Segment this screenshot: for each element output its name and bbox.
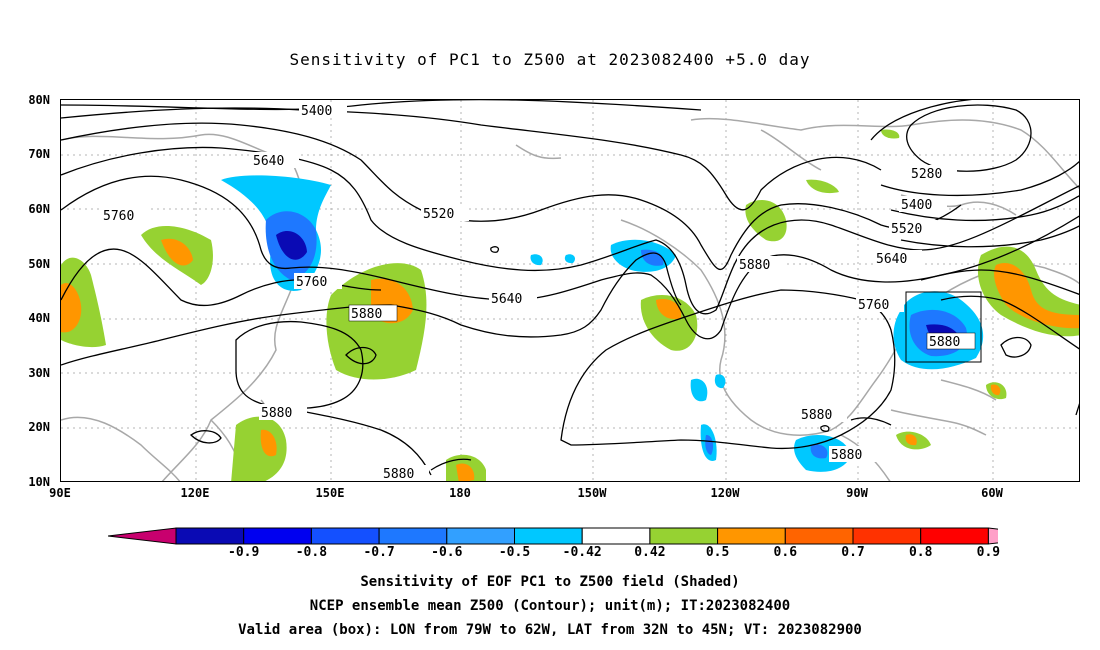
colorbar-label: -0.7 bbox=[363, 545, 395, 560]
colorbar-segment bbox=[717, 527, 786, 545]
contour-label: 5760 bbox=[103, 209, 134, 224]
contour-label: 5640 bbox=[876, 252, 907, 267]
lat-label: 20N bbox=[28, 420, 50, 434]
lat-label: 10N bbox=[28, 475, 50, 489]
lon-label: 60W bbox=[981, 486, 1003, 500]
lat-label: 30N bbox=[28, 366, 50, 380]
contour-label: 5760 bbox=[296, 275, 327, 290]
lon-label: 150W bbox=[577, 486, 607, 500]
contour-label: 5760 bbox=[858, 298, 889, 313]
contour-label: 5880 bbox=[831, 448, 862, 463]
gridlines bbox=[61, 100, 1079, 481]
lon-label: 120W bbox=[710, 486, 740, 500]
contour-labels: 5400 5640 5760 5520 5280 5400 5520 5640 … bbox=[101, 102, 976, 482]
contour-label: 5520 bbox=[891, 222, 922, 237]
colorbar-low-extension bbox=[108, 527, 177, 545]
caption-line-1: Sensitivity of EOF PC1 to Z500 field (Sh… bbox=[360, 574, 740, 590]
caption-line-3: Valid area (box): LON from 79W to 62W, L… bbox=[238, 622, 862, 638]
contour-label: 5880 bbox=[801, 408, 832, 423]
colorbar-label: 0.5 bbox=[705, 545, 730, 560]
shaded-field bbox=[61, 129, 1079, 481]
z500-contours bbox=[61, 100, 1079, 476]
contour-label: 5880 bbox=[351, 307, 382, 322]
map-canvas: 5400 5640 5760 5520 5280 5400 5520 5640 … bbox=[61, 100, 1079, 482]
valid-area-box bbox=[905, 291, 982, 363]
colorbar bbox=[108, 527, 998, 545]
colorbar-label: -0.42 bbox=[562, 545, 602, 560]
colorbar-segment bbox=[784, 527, 854, 545]
colorbar-segment bbox=[175, 527, 245, 545]
contour-label: 5640 bbox=[491, 292, 522, 307]
lon-label: 90W bbox=[846, 486, 868, 500]
lat-label: 70N bbox=[28, 147, 50, 161]
map-plot-area: 5400 5640 5760 5520 5280 5400 5520 5640 … bbox=[60, 99, 1080, 482]
lat-label: 40N bbox=[28, 311, 50, 325]
lon-label: 90E bbox=[49, 486, 71, 500]
contour-label: 5880 bbox=[261, 406, 292, 421]
contour-label: 5400 bbox=[901, 198, 932, 213]
colorbar-label: -0.8 bbox=[295, 545, 328, 560]
lat-label: 60N bbox=[28, 202, 50, 216]
lat-label: 50N bbox=[28, 257, 50, 271]
contour-label: 5880 bbox=[739, 258, 770, 273]
contour-label: 5520 bbox=[423, 207, 454, 222]
colorbar-segment bbox=[649, 527, 719, 545]
lat-label: 80N bbox=[28, 93, 50, 107]
colorbar-segment bbox=[920, 527, 989, 545]
colorbar-label: -0.9 bbox=[228, 545, 260, 560]
colorbar-segment bbox=[514, 527, 583, 545]
colorbar-high-extension bbox=[987, 527, 998, 545]
contour-label: 5640 bbox=[253, 154, 284, 169]
contour-label: 5880 bbox=[929, 335, 960, 350]
contour-label: 5880 bbox=[383, 467, 414, 482]
colorbar-label: -0.6 bbox=[431, 545, 463, 560]
map-title: Sensitivity of PC1 to Z500 at 2023082400… bbox=[289, 50, 811, 69]
colorbar-segment bbox=[378, 527, 448, 545]
colorbar-segment bbox=[310, 527, 380, 545]
colorbar-segment bbox=[581, 527, 651, 545]
lon-label: 150E bbox=[315, 486, 345, 500]
caption-line-2: NCEP ensemble mean Z500 (Contour); unit(… bbox=[309, 598, 791, 614]
colorbar-label: 0.9 bbox=[976, 545, 1001, 560]
contour-label: 5280 bbox=[911, 167, 942, 182]
colorbar-label: 0.6 bbox=[773, 545, 798, 560]
lon-label: 120E bbox=[180, 486, 210, 500]
colorbar-label: 0.8 bbox=[908, 545, 933, 560]
lon-label: 180 bbox=[449, 486, 471, 500]
colorbar-label: 0.7 bbox=[841, 545, 865, 560]
colorbar-segment bbox=[852, 527, 922, 545]
colorbar-label: -0.5 bbox=[498, 545, 531, 560]
colorbar-label: 0.42 bbox=[634, 545, 666, 560]
colorbar-segment bbox=[446, 527, 515, 545]
contour-label: 5400 bbox=[301, 104, 332, 119]
colorbar-segment bbox=[243, 527, 312, 545]
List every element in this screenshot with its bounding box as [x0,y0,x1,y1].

[What is needed]
Transcribe the lines of the items above verbatim, from the line containing "colorbar-label: -0.7 bbox=[363, 545, 395, 560]" through the line containing "lat-label: 30N bbox=[28, 366, 50, 380]", including both.

[Correct answer]
colorbar-label: -0.7 bbox=[363, 545, 395, 560]
colorbar-segment bbox=[717, 527, 786, 545]
contour-label: 5760 bbox=[103, 209, 134, 224]
contour-label: 5640 bbox=[876, 252, 907, 267]
lat-label: 20N bbox=[28, 420, 50, 434]
lat-label: 10N bbox=[28, 475, 50, 489]
lon-label: 60W bbox=[981, 486, 1003, 500]
lat-label: 30N bbox=[28, 366, 50, 380]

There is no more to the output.